Write out all the lines again, precisely as they stand, but without the images.

☆ ☆ ☆ ☆ ☆ ☆ ☆

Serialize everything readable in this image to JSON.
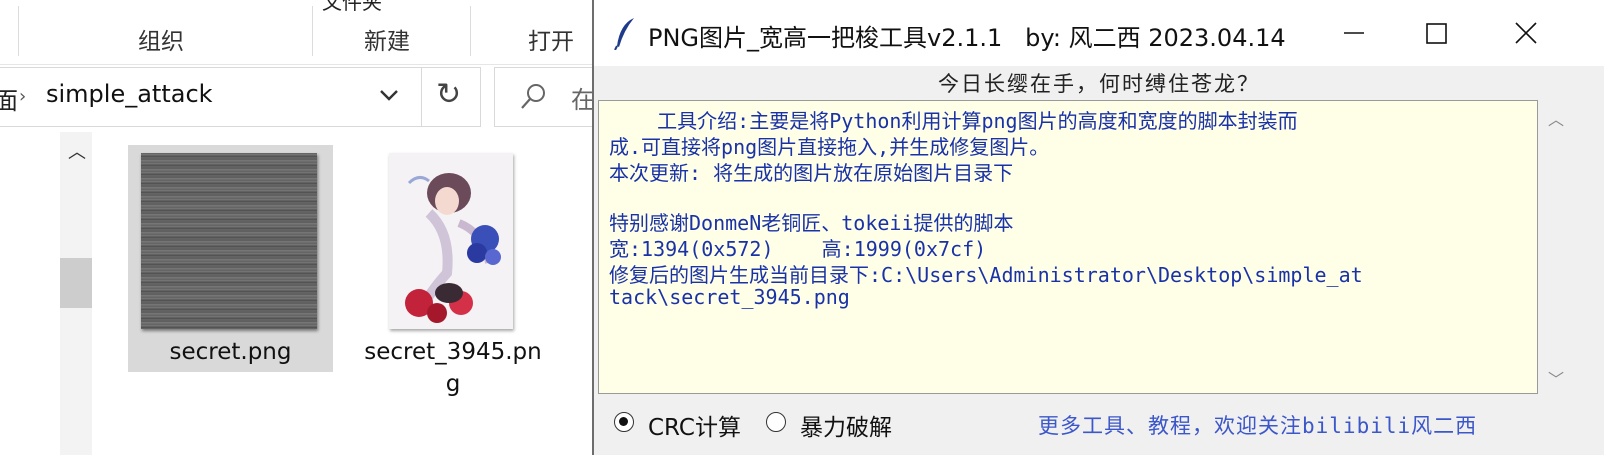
{
  "explorer": {
    "ribbon_top_label": "文件夹",
    "ribbon_groups": [
      "组织",
      "新建",
      "打开"
    ],
    "breadcrumb_prefix": "面",
    "breadcrumb_current": "simple_attack",
    "search_placeholder": "在",
    "files": [
      {
        "name": "secret.png",
        "selected": true
      },
      {
        "name_line1": "secret_3945.pn",
        "name_line2": "g",
        "selected": false
      }
    ]
  },
  "tool": {
    "title": "PNG图片_宽高一把梭工具v2.1.1   by: 风二西 2023.04.14",
    "motto": "今日长缨在手，何时缚住苍龙？",
    "output_lines": [
      "    工具介绍:主要是将Python利用计算png图片的高度和宽度的脚本封装而",
      "成.可直接将png图片直接拖入,并生成修复图片。",
      "本次更新: 将生成的图片放在原始图片目录下",
      "",
      "特别感谢DonmeN老铜匠、tokeii提供的脚本",
      "宽:1394(0x572)    高:1999(0x7cf)",
      "修复后的图片生成当前目录下:C:\\Users\\Administrator\\Desktop\\simple_at",
      "tack\\secret_3945.png"
    ],
    "radio_crc": "CRC计算",
    "radio_brute": "暴力破解",
    "selected_mode": "CRC计算",
    "footer": "更多工具、教程，欢迎关注bilibili风二西",
    "colors": {
      "text_area_bg": "#ffffe7",
      "text_color": "#1a32a8",
      "footer_color": "#3b57c9"
    }
  }
}
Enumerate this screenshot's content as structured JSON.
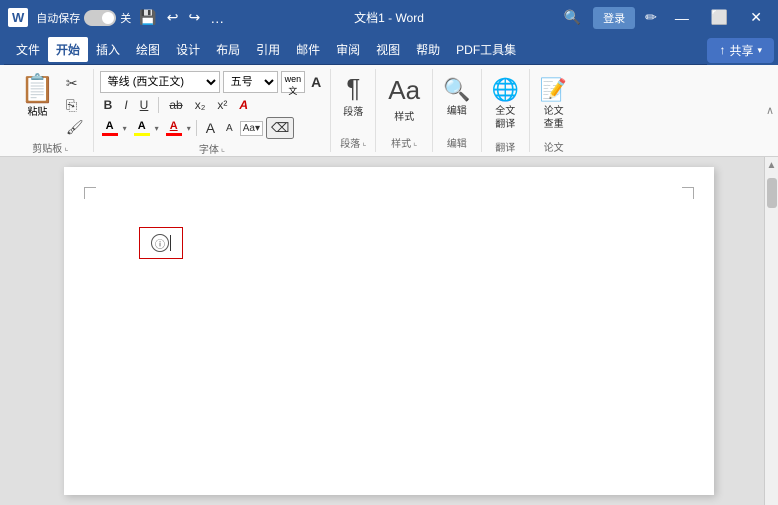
{
  "titlebar": {
    "word_icon": "W",
    "autosave_label": "自动保存",
    "toggle_state": "off",
    "toggle_label": "关",
    "save_icon": "💾",
    "undo_icon": "↩",
    "redo_icon": "↪",
    "more_icon": "…",
    "title": "文档1 - Word",
    "search_icon": "🔍",
    "login_label": "登录",
    "customize_icon": "✏",
    "minimize_icon": "—",
    "restore_icon": "⬜",
    "close_icon": "✕",
    "share_label": "共享",
    "share_arrow": "▾"
  },
  "menubar": {
    "items": [
      {
        "label": "文件",
        "active": false
      },
      {
        "label": "开始",
        "active": true
      },
      {
        "label": "插入",
        "active": false
      },
      {
        "label": "绘图",
        "active": false
      },
      {
        "label": "设计",
        "active": false
      },
      {
        "label": "布局",
        "active": false
      },
      {
        "label": "引用",
        "active": false
      },
      {
        "label": "邮件",
        "active": false
      },
      {
        "label": "审阅",
        "active": false
      },
      {
        "label": "视图",
        "active": false
      },
      {
        "label": "帮助",
        "active": false
      },
      {
        "label": "PDF工具集",
        "active": false
      }
    ]
  },
  "ribbon": {
    "groups": [
      {
        "name": "clipboard",
        "label": "剪贴板",
        "expand": true
      },
      {
        "name": "font",
        "label": "字体",
        "font_name": "等线 (西文正文)",
        "font_size": "五号",
        "expand": true
      },
      {
        "name": "paragraph",
        "label": "段落",
        "expand": true
      },
      {
        "name": "styles",
        "label": "样式",
        "expand": true
      },
      {
        "name": "editing",
        "label": "编辑",
        "expand": true
      },
      {
        "name": "translate",
        "label": "翻译",
        "sub_label1": "全文",
        "sub_label2": "翻译"
      },
      {
        "name": "paper",
        "label": "论文",
        "sub_label1": "论文",
        "sub_label2": "查重"
      }
    ],
    "collapse_arrow": "∧"
  },
  "document": {
    "page_title": "",
    "cursor_char": "ⓘ"
  },
  "colors": {
    "word_blue": "#2b579a",
    "font_color_red": "#FF0000",
    "highlight_yellow": "#FFFF00",
    "font_underline_red": "#FF0000",
    "accent": "#4472c4",
    "border_red": "#cc0000"
  }
}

☆ ☆ ☆ ☆ ☆ ☆ ☆

* EXERCISE RESULT:
Serialize everything readable in this image to JSON.
{
  "explorer": {
    "ribbon_top_label": "文件夹",
    "ribbon_groups": [
      "组织",
      "新建",
      "打开"
    ],
    "breadcrumb_prefix": "面",
    "breadcrumb_current": "simple_attack",
    "search_placeholder": "在",
    "files": [
      {
        "name": "secret.png",
        "selected": true
      },
      {
        "name_line1": "secret_3945.pn",
        "name_line2": "g",
        "selected": false
      }
    ]
  },
  "tool": {
    "title": "PNG图片_宽高一把梭工具v2.1.1   by: 风二西 2023.04.14",
    "motto": "今日长缨在手，何时缚住苍龙？",
    "output_lines": [
      "    工具介绍:主要是将Python利用计算png图片的高度和宽度的脚本封装而",
      "成.可直接将png图片直接拖入,并生成修复图片。",
      "本次更新: 将生成的图片放在原始图片目录下",
      "",
      "特别感谢DonmeN老铜匠、tokeii提供的脚本",
      "宽:1394(0x572)    高:1999(0x7cf)",
      "修复后的图片生成当前目录下:C:\\Users\\Administrator\\Desktop\\simple_at",
      "tack\\secret_3945.png"
    ],
    "radio_crc": "CRC计算",
    "radio_brute": "暴力破解",
    "selected_mode": "CRC计算",
    "footer": "更多工具、教程，欢迎关注bilibili风二西",
    "colors": {
      "text_area_bg": "#ffffe7",
      "text_color": "#1a32a8",
      "footer_color": "#3b57c9"
    }
  }
}
Enumerate this screenshot's content as structured JSON.
{
  "titlebar": {
    "word_icon": "W",
    "autosave_label": "自动保存",
    "toggle_state": "off",
    "toggle_label": "关",
    "save_icon": "💾",
    "undo_icon": "↩",
    "redo_icon": "↪",
    "more_icon": "…",
    "title": "文档1 - Word",
    "search_icon": "🔍",
    "login_label": "登录",
    "customize_icon": "✏",
    "minimize_icon": "—",
    "restore_icon": "⬜",
    "close_icon": "✕",
    "share_label": "共享",
    "share_arrow": "▾"
  },
  "menubar": {
    "items": [
      {
        "label": "文件",
        "active": false
      },
      {
        "label": "开始",
        "active": true
      },
      {
        "label": "插入",
        "active": false
      },
      {
        "label": "绘图",
        "active": false
      },
      {
        "label": "设计",
        "active": false
      },
      {
        "label": "布局",
        "active": false
      },
      {
        "label": "引用",
        "active": false
      },
      {
        "label": "邮件",
        "active": false
      },
      {
        "label": "审阅",
        "active": false
      },
      {
        "label": "视图",
        "active": false
      },
      {
        "label": "帮助",
        "active": false
      },
      {
        "label": "PDF工具集",
        "active": false
      }
    ]
  },
  "ribbon": {
    "groups": [
      {
        "name": "clipboard",
        "label": "剪贴板",
        "expand": true
      },
      {
        "name": "font",
        "label": "字体",
        "font_name": "等线 (西文正文)",
        "font_size": "五号",
        "expand": true
      },
      {
        "name": "paragraph",
        "label": "段落",
        "expand": true
      },
      {
        "name": "styles",
        "label": "样式",
        "expand": true
      },
      {
        "name": "editing",
        "label": "编辑",
        "expand": true
      },
      {
        "name": "translate",
        "label": "翻译",
        "sub_label1": "全文",
        "sub_label2": "翻译"
      },
      {
        "name": "paper",
        "label": "论文",
        "sub_label1": "论文",
        "sub_label2": "查重"
      }
    ],
    "collapse_arrow": "∧"
  },
  "document": {
    "page_title": "",
    "cursor_char": "ⓘ"
  },
  "colors": {
    "word_blue": "#2b579a",
    "font_color_red": "#FF0000",
    "highlight_yellow": "#FFFF00",
    "font_underline_red": "#FF0000",
    "accent": "#4472c4",
    "border_red": "#cc0000"
  }
}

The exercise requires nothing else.